-- start --
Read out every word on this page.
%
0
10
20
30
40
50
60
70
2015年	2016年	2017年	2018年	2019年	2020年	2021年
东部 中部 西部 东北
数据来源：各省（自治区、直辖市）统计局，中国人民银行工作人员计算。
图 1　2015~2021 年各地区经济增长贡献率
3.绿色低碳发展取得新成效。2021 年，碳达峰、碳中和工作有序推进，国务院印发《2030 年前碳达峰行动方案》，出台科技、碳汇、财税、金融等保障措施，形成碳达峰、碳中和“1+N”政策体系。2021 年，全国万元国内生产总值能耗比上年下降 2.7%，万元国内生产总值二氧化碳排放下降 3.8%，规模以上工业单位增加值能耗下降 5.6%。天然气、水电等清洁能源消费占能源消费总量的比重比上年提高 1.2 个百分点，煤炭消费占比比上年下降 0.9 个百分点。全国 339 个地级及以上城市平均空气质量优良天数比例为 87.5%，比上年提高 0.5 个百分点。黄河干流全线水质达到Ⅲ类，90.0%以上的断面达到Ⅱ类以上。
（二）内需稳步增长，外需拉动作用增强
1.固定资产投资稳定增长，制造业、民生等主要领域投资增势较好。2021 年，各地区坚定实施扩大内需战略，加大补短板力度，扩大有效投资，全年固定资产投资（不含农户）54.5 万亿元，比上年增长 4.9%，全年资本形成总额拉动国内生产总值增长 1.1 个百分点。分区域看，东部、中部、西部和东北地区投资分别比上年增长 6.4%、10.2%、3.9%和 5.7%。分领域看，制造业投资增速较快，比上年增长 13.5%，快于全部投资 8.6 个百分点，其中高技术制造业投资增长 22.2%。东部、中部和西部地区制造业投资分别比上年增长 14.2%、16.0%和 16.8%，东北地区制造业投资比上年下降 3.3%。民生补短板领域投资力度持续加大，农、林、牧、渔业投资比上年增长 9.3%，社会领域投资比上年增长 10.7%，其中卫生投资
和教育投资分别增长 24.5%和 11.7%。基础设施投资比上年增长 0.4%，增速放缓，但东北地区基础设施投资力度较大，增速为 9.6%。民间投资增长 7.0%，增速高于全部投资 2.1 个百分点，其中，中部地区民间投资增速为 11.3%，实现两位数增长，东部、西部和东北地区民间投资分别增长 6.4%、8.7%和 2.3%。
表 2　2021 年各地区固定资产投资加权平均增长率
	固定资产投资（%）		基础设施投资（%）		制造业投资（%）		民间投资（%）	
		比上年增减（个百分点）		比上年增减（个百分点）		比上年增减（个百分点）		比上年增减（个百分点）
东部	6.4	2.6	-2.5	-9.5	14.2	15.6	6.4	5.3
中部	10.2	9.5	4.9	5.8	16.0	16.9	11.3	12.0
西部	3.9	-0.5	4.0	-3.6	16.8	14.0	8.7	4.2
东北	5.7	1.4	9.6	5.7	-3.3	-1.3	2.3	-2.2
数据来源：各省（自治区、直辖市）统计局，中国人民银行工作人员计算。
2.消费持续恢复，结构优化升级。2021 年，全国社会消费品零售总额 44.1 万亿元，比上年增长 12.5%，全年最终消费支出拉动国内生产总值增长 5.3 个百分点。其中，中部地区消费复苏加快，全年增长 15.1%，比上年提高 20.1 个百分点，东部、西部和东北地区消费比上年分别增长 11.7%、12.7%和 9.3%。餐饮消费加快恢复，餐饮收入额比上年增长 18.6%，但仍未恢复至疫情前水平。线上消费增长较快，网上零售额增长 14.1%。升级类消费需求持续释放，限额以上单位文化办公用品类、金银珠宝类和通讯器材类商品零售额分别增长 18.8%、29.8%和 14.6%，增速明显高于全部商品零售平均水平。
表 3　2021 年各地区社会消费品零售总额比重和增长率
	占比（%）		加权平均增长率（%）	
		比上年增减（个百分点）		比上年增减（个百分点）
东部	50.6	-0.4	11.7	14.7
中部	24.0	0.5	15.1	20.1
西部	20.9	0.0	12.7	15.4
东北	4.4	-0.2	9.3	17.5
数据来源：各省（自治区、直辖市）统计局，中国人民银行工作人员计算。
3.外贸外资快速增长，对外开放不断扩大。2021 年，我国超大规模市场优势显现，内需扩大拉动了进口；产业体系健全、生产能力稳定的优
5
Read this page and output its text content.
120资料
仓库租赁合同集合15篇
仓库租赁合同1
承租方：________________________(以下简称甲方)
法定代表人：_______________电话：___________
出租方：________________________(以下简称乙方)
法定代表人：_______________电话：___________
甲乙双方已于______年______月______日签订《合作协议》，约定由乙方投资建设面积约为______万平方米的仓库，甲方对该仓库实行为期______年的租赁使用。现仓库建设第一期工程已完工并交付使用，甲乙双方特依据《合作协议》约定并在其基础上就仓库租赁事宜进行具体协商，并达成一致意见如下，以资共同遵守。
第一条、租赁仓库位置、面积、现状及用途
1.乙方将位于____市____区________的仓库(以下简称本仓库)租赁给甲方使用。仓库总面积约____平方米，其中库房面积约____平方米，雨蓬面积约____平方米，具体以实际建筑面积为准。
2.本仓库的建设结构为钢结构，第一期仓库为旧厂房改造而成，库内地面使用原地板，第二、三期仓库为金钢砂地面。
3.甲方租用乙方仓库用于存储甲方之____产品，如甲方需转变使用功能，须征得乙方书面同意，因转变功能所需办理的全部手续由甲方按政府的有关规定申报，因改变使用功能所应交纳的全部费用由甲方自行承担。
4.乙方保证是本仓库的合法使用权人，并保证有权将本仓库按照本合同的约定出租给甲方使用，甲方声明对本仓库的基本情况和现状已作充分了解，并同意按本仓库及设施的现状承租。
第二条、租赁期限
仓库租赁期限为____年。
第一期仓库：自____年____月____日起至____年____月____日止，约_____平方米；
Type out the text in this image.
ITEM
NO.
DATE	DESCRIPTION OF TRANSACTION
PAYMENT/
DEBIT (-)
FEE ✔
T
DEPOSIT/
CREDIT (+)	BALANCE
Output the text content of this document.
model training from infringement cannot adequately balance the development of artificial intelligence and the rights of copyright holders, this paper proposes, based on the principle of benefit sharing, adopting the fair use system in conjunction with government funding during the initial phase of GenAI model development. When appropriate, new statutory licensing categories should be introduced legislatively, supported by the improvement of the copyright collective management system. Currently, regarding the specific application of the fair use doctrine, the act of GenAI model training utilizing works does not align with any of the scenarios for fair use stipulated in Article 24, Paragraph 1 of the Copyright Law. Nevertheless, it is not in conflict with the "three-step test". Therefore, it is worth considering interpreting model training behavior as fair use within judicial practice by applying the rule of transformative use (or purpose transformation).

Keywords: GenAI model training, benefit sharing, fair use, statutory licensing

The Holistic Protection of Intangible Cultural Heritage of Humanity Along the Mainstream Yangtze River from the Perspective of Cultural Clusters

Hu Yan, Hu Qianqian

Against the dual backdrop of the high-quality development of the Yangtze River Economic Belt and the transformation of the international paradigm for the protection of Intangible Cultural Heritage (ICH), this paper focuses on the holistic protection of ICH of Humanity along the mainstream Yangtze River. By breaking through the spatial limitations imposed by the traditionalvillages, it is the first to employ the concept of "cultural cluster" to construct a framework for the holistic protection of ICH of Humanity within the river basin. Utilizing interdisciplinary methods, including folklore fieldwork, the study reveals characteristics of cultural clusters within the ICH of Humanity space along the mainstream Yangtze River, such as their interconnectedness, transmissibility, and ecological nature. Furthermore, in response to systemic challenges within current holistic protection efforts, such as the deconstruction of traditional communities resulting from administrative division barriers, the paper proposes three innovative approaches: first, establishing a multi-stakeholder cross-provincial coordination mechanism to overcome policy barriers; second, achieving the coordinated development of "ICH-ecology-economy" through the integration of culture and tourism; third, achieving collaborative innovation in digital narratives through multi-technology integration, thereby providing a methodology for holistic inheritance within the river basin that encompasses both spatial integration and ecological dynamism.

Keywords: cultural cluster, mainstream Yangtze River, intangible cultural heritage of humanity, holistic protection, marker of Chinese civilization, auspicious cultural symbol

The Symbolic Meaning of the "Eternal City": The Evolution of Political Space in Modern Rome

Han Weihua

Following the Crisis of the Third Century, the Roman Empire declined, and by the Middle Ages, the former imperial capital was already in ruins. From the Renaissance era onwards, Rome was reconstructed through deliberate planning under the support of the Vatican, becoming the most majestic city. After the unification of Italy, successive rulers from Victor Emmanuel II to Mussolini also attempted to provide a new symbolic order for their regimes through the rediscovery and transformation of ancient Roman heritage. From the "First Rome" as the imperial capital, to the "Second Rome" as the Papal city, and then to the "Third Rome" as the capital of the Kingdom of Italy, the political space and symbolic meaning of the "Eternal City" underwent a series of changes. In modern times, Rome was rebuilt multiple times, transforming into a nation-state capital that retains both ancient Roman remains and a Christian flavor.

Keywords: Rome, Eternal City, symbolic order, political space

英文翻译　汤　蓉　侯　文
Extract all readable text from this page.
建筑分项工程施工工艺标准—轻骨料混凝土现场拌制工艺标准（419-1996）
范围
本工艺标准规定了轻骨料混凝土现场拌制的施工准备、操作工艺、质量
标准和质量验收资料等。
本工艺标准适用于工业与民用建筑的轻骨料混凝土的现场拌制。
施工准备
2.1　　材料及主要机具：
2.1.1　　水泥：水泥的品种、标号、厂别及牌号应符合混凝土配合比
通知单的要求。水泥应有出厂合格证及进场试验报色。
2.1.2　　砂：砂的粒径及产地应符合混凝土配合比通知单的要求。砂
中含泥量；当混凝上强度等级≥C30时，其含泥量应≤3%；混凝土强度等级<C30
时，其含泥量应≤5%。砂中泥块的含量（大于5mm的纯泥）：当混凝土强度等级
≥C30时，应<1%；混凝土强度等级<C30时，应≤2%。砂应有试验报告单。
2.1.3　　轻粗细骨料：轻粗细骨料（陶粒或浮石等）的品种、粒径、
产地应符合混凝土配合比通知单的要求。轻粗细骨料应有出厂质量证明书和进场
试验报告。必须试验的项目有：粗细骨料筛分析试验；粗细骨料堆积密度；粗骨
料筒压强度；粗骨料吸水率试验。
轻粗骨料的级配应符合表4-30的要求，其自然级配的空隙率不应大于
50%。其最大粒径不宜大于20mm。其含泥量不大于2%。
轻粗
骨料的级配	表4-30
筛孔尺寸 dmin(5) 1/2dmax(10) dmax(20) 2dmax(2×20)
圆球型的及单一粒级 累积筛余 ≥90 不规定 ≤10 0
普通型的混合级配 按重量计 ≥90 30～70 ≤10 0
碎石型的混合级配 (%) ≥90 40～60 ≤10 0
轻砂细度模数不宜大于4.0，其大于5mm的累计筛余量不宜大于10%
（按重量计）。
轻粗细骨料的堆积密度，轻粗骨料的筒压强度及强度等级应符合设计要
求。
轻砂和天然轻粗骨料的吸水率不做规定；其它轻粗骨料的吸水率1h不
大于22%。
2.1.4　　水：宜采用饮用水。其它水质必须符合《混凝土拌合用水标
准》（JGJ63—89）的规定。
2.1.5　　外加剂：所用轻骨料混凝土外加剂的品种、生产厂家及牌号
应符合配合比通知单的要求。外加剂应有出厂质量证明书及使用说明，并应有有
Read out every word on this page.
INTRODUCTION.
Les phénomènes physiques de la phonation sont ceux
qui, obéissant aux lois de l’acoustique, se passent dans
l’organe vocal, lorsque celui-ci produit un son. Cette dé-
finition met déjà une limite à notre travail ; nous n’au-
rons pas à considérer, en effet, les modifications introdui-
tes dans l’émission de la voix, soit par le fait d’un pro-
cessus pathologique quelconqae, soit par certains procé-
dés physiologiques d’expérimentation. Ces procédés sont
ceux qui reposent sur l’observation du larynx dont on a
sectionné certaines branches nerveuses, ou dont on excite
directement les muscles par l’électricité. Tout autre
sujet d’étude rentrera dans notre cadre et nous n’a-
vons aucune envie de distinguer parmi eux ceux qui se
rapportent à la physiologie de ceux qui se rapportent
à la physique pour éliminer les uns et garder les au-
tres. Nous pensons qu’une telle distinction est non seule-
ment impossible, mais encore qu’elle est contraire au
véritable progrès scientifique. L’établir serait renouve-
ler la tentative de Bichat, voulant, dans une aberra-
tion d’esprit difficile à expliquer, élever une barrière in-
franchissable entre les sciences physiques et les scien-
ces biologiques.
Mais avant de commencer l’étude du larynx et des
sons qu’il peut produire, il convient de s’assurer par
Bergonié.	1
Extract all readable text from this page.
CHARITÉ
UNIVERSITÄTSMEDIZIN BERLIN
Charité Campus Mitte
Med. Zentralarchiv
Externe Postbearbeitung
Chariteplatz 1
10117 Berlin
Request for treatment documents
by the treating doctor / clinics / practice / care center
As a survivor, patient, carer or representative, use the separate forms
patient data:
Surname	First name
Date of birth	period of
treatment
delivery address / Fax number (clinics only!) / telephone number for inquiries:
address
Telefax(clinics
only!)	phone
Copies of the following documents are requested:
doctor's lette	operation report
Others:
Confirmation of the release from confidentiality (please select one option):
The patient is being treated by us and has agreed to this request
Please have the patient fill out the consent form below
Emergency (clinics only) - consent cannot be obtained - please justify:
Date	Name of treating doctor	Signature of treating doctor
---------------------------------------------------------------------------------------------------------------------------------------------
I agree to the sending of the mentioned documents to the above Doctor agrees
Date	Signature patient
-- end --
What you are asked to do ▸ Using the listing above, list every line in which the string "larynx" occurs.

Correct output ▸
ceux qui reposent sur l’observation du larynx dont on a
Mais avant de commencer l’étude du larynx et des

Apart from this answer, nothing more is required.